> [TASK GOAL]: Reproduce the listing verbatim.

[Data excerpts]

────────

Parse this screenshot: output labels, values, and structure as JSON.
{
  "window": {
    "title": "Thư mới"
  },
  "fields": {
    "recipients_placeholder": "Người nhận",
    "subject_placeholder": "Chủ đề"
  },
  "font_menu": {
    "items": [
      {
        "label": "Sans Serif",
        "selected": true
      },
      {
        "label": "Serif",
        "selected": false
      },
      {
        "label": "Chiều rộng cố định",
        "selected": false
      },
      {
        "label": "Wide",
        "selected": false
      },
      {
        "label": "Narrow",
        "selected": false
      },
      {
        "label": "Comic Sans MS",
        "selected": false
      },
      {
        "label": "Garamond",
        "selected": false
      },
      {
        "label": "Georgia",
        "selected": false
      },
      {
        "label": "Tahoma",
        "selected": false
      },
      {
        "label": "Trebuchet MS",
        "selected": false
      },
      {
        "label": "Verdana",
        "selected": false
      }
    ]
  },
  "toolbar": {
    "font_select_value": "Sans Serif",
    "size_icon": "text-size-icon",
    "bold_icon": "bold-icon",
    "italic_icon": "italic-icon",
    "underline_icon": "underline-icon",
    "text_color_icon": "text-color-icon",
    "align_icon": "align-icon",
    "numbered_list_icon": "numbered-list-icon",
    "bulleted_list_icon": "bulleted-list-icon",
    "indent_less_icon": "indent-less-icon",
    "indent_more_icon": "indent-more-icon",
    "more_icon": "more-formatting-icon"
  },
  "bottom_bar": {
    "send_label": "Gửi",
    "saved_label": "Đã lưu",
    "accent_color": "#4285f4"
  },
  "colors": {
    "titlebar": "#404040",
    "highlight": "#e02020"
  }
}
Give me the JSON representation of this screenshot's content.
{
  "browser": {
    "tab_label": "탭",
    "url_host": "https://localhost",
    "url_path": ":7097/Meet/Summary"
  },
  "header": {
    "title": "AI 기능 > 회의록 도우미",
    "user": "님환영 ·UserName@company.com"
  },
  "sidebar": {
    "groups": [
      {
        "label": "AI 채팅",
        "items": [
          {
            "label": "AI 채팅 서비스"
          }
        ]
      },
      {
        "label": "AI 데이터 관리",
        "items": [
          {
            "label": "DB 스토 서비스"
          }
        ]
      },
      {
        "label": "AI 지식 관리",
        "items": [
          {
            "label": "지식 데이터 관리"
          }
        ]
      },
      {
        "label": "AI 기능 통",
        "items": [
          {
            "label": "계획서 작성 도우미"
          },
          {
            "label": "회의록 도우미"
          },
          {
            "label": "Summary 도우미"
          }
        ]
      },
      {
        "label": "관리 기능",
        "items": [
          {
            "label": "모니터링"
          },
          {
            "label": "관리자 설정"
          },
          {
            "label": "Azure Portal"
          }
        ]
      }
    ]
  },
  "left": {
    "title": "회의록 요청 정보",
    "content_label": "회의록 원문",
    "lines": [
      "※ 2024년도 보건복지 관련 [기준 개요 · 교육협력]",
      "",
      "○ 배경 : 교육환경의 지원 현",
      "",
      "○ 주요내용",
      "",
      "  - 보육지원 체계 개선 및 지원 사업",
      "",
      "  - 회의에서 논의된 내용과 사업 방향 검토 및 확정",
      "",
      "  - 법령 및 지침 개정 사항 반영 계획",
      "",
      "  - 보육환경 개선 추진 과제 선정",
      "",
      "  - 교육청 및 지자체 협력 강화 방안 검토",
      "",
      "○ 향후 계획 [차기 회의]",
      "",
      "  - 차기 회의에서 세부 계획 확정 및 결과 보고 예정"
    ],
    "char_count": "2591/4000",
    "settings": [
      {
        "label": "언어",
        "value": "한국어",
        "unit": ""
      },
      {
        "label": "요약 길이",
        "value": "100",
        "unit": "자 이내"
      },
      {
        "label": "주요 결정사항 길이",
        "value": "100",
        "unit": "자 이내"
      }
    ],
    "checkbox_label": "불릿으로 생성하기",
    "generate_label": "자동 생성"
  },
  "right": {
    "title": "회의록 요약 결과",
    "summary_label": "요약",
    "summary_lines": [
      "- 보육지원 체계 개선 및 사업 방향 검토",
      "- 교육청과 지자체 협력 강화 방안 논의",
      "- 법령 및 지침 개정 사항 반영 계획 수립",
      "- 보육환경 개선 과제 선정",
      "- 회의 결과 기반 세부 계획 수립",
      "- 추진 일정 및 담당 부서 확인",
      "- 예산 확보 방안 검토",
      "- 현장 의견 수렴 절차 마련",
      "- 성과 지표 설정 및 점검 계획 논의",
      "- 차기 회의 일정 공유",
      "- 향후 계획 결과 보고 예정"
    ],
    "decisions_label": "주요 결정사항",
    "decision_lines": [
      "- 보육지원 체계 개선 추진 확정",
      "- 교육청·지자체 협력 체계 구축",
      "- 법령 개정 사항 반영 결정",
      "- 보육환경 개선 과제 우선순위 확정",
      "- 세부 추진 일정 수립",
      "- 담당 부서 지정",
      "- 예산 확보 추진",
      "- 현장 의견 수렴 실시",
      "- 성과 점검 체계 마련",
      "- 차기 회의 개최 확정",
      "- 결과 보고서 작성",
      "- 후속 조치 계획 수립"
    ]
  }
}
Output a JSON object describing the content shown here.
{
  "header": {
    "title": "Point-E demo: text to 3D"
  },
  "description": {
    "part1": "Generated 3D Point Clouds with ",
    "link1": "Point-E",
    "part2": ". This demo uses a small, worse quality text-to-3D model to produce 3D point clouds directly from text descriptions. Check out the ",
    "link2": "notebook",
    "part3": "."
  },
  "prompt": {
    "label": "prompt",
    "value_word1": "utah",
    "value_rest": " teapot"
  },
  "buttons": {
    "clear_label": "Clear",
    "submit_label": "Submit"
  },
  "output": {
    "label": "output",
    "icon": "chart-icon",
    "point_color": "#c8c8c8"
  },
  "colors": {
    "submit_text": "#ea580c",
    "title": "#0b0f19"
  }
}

────────

> [EXPECTED ANSWER]:
Parse this screenshot: output labels, values, and structure as JSON.
{
  "window": {
    "title": "Thư mới"
  },
  "fields": {
    "recipients_placeholder": "Người nhận",
    "subject_placeholder": "Chủ đề"
  },
  "font_menu": {
    "items": [
      {
        "label": "Sans Serif",
        "selected": true
      },
      {
        "label": "Serif",
        "selected": false
      },
      {
        "label": "Chiều rộng cố định",
        "selected": false
      },
      {
        "label": "Wide",
        "selected": false
      },
      {
        "label": "Narrow",
        "selected": false
      },
      {
        "label": "Comic Sans MS",
        "selected": false
      },
      {
        "label": "Garamond",
        "selected": false
      },
      {
        "label": "Georgia",
        "selected": false
      },
      {
        "label": "Tahoma",
        "selected": false
      },
      {
        "label": "Trebuchet MS",
        "selected": false
      },
      {
        "label": "Verdana",
        "selected": false
      }
    ]
  },
  "toolbar": {
    "font_select_value": "Sans Serif",
    "size_icon": "text-size-icon",
    "bold_icon": "bold-icon",
    "italic_icon": "italic-icon",
    "underline_icon": "underline-icon",
    "text_color_icon": "text-color-icon",
    "align_icon": "align-icon",
    "numbered_list_icon": "numbered-list-icon",
    "bulleted_list_icon": "bulleted-list-icon",
    "indent_less_icon": "indent-less-icon",
    "indent_more_icon": "indent-more-icon",
    "more_icon": "more-formatting-icon"
  },
  "bottom_bar": {
    "send_label": "Gửi",
    "saved_label": "Đã lưu",
    "accent_color": "#4285f4"
  },
  "colors": {
    "titlebar": "#404040",
    "highlight": "#e02020"
  }
}
Give me the JSON representation of this screenshot's content.
{
  "browser": {
    "tab_label": "탭",
    "url_host": "https://localhost",
    "url_path": ":7097/Meet/Summary"
  },
  "header": {
    "title": "AI 기능 > 회의록 도우미",
    "user": "님환영 ·UserName@company.com"
  },
  "sidebar": {
    "groups": [
      {
        "label": "AI 채팅",
        "items": [
          {
            "label": "AI 채팅 서비스"
          }
        ]
      },
      {
        "label": "AI 데이터 관리",
        "items": [
          {
            "label": "DB 스토 서비스"
          }
        ]
      },
      {
        "label": "AI 지식 관리",
        "items": [
          {
            "label": "지식 데이터 관리"
          }
        ]
      },
      {
        "label": "AI 기능 통",
        "items": [
          {
            "label": "계획서 작성 도우미"
          },
          {
            "label": "회의록 도우미"
          },
          {
            "label": "Summary 도우미"
          }
        ]
      },
      {
        "label": "관리 기능",
        "items": [
          {
            "label": "모니터링"
          },
          {
            "label": "관리자 설정"
          },
          {
            "label": "Azure Portal"
          }
        ]
      }
    ]
  },
  "left": {
    "title": "회의록 요청 정보",
    "content_label": "회의록 원문",
    "lines": [
      "※ 2024년도 보건복지 관련 [기준 개요 · 교육협력]",
      "",
      "○ 배경 : 교육환경의 지원 현",
      "",
      "○ 주요내용",
      "",
      "  - 보육지원 체계 개선 및 지원 사업",
      "",
      "  - 회의에서 논의된 내용과 사업 방향 검토 및 확정",
      "",
      "  - 법령 및 지침 개정 사항 반영 계획",
      "",
      "  - 보육환경 개선 추진 과제 선정",
      "",
      "  - 교육청 및 지자체 협력 강화 방안 검토",
      "",
      "○ 향후 계획 [차기 회의]",
      "",
      "  - 차기 회의에서 세부 계획 확정 및 결과 보고 예정"
    ],
    "char_count": "2591/4000",
    "settings": [
      {
        "label": "언어",
        "value": "한국어",
        "unit": ""
      },
      {
        "label": "요약 길이",
        "value": "100",
        "unit": "자 이내"
      },
      {
        "label": "주요 결정사항 길이",
        "value": "100",
        "unit": "자 이내"
      }
    ],
    "checkbox_label": "불릿으로 생성하기",
    "generate_label": "자동 생성"
  },
  "right": {
    "title": "회의록 요약 결과",
    "summary_label": "요약",
    "summary_lines": [
      "- 보육지원 체계 개선 및 사업 방향 검토",
      "- 교육청과 지자체 협력 강화 방안 논의",
      "- 법령 및 지침 개정 사항 반영 계획 수립",
      "- 보육환경 개선 과제 선정",
      "- 회의 결과 기반 세부 계획 수립",
      "- 추진 일정 및 담당 부서 확인",
      "- 예산 확보 방안 검토",
      "- 현장 의견 수렴 절차 마련",
      "- 성과 지표 설정 및 점검 계획 논의",
      "- 차기 회의 일정 공유",
      "- 향후 계획 결과 보고 예정"
    ],
    "decisions_label": "주요 결정사항",
    "decision_lines": [
      "- 보육지원 체계 개선 추진 확정",
      "- 교육청·지자체 협력 체계 구축",
      "- 법령 개정 사항 반영 결정",
      "- 보육환경 개선 과제 우선순위 확정",
      "- 세부 추진 일정 수립",
      "- 담당 부서 지정",
      "- 예산 확보 추진",
      "- 현장 의견 수렴 실시",
      "- 성과 점검 체계 마련",
      "- 차기 회의 개최 확정",
      "- 결과 보고서 작성",
      "- 후속 조치 계획 수립"
    ]
  }
}
Output a JSON object describing the content shown here.
{
  "header": {
    "title": "Point-E demo: text to 3D"
  },
  "description": {
    "part1": "Generated 3D Point Clouds with ",
    "link1": "Point-E",
    "part2": ". This demo uses a small, worse quality text-to-3D model to produce 3D point clouds directly from text descriptions. Check out the ",
    "link2": "notebook",
    "part3": "."
  },
  "prompt": {
    "label": "prompt",
    "value_word1": "utah",
    "value_rest": " teapot"
  },
  "buttons": {
    "clear_label": "Clear",
    "submit_label": "Submit"
  },
  "output": {
    "label": "output",
    "icon": "chart-icon",
    "point_color": "#c8c8c8"
  },
  "colors": {
    "submit_text": "#ea580c",
    "title": "#0b0f19"
  }
}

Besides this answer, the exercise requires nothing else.